Aim of the exercise → Word for word, restate every line of the listing that follows.

====================

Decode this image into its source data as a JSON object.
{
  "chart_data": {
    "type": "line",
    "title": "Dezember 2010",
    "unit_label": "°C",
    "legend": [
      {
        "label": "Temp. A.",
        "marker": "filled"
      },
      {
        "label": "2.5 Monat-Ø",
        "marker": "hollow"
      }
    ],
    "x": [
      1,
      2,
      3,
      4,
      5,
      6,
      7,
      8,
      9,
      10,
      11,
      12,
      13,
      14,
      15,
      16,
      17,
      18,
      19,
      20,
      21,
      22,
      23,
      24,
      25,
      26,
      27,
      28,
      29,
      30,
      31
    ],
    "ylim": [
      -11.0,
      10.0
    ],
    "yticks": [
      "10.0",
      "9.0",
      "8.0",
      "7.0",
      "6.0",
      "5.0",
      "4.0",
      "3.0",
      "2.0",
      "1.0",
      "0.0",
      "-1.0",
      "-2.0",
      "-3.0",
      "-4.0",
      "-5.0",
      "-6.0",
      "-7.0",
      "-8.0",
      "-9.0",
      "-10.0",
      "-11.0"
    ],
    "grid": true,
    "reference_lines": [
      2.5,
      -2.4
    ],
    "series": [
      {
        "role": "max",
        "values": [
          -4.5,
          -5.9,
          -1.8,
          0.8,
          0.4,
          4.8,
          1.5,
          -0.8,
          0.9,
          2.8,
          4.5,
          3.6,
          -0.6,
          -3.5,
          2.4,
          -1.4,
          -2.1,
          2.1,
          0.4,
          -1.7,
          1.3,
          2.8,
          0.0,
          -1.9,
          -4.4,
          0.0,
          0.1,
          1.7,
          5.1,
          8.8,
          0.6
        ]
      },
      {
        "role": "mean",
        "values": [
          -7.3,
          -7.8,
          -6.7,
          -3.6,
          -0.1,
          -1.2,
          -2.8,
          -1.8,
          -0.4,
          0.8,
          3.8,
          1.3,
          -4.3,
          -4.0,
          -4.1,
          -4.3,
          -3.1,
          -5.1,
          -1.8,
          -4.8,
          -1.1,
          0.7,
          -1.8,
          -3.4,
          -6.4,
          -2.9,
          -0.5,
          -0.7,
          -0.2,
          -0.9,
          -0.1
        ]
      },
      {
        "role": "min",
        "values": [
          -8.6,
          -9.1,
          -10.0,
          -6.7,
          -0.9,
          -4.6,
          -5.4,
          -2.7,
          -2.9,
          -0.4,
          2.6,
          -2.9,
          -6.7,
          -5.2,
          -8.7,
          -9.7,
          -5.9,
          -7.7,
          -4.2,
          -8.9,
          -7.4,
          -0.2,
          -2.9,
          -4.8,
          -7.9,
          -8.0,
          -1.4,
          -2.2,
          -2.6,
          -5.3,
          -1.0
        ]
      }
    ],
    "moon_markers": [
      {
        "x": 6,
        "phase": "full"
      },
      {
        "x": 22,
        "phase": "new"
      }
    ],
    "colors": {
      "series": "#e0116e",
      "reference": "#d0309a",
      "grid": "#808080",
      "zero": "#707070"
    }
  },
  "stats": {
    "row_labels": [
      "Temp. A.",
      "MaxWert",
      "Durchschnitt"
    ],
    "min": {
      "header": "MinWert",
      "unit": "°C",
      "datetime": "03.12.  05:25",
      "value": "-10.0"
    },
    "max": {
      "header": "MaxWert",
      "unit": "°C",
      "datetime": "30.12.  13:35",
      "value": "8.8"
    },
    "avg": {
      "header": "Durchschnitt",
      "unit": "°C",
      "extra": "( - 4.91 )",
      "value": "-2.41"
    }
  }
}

====================

Exercise solution →
Decode this image into its source data as a JSON object.
{
  "chart_data": {
    "type": "line",
    "title": "Dezember 2010",
    "unit_label": "°C",
    "legend": [
      {
        "label": "Temp. A.",
        "marker": "filled"
      },
      {
        "label": "2.5 Monat-Ø",
        "marker": "hollow"
      }
    ],
    "x": [
      1,
      2,
      3,
      4,
      5,
      6,
      7,
      8,
      9,
      10,
      11,
      12,
      13,
      14,
      15,
      16,
      17,
      18,
      19,
      20,
      21,
      22,
      23,
      24,
      25,
      26,
      27,
      28,
      29,
      30,
      31
    ],
    "ylim": [
      -11.0,
      10.0
    ],
    "yticks": [
      "10.0",
      "9.0",
      "8.0",
      "7.0",
      "6.0",
      "5.0",
      "4.0",
      "3.0",
      "2.0",
      "1.0",
      "0.0",
      "-1.0",
      "-2.0",
      "-3.0",
      "-4.0",
      "-5.0",
      "-6.0",
      "-7.0",
      "-8.0",
      "-9.0",
      "-10.0",
      "-11.0"
    ],
    "grid": true,
    "reference_lines": [
      2.5,
      -2.4
    ],
    "series": [
      {
        "role": "max",
        "values": [
          -4.5,
          -5.9,
          -1.8,
          0.8,
          0.4,
          4.8,
          1.5,
          -0.8,
          0.9,
          2.8,
          4.5,
          3.6,
          -0.6,
          -3.5,
          2.4,
          -1.4,
          -2.1,
          2.1,
          0.4,
          -1.7,
          1.3,
          2.8,
          0.0,
          -1.9,
          -4.4,
          0.0,
          0.1,
          1.7,
          5.1,
          8.8,
          0.6
        ]
      },
      {
        "role": "mean",
        "values": [
          -7.3,
          -7.8,
          -6.7,
          -3.6,
          -0.1,
          -1.2,
          -2.8,
          -1.8,
          -0.4,
          0.8,
          3.8,
          1.3,
          -4.3,
          -4.0,
          -4.1,
          -4.3,
          -3.1,
          -5.1,
          -1.8,
          -4.8,
          -1.1,
          0.7,
          -1.8,
          -3.4,
          -6.4,
          -2.9,
          -0.5,
          -0.7,
          -0.2,
          -0.9,
          -0.1
        ]
      },
      {
        "role": "min",
        "values": [
          -8.6,
          -9.1,
          -10.0,
          -6.7,
          -0.9,
          -4.6,
          -5.4,
          -2.7,
          -2.9,
          -0.4,
          2.6,
          -2.9,
          -6.7,
          -5.2,
          -8.7,
          -9.7,
          -5.9,
          -7.7,
          -4.2,
          -8.9,
          -7.4,
          -0.2,
          -2.9,
          -4.8,
          -7.9,
          -8.0,
          -1.4,
          -2.2,
          -2.6,
          -5.3,
          -1.0
        ]
      }
    ],
    "moon_markers": [
      {
        "x": 6,
        "phase": "full"
      },
      {
        "x": 22,
        "phase": "new"
      }
    ],
    "colors": {
      "series": "#e0116e",
      "reference": "#d0309a",
      "grid": "#808080",
      "zero": "#707070"
    }
  },
  "stats": {
    "row_labels": [
      "Temp. A.",
      "MaxWert",
      "Durchschnitt"
    ],
    "min": {
      "header": "MinWert",
      "unit": "°C",
      "datetime": "03.12.  05:25",
      "value": "-10.0"
    },
    "max": {
      "header": "MaxWert",
      "unit": "°C",
      "datetime": "30.12.  13:35",
      "value": "8.8"
    },
    "avg": {
      "header": "Durchschnitt",
      "unit": "°C",
      "extra": "( - 4.91 )",
      "value": "-2.41"
    }
  }
}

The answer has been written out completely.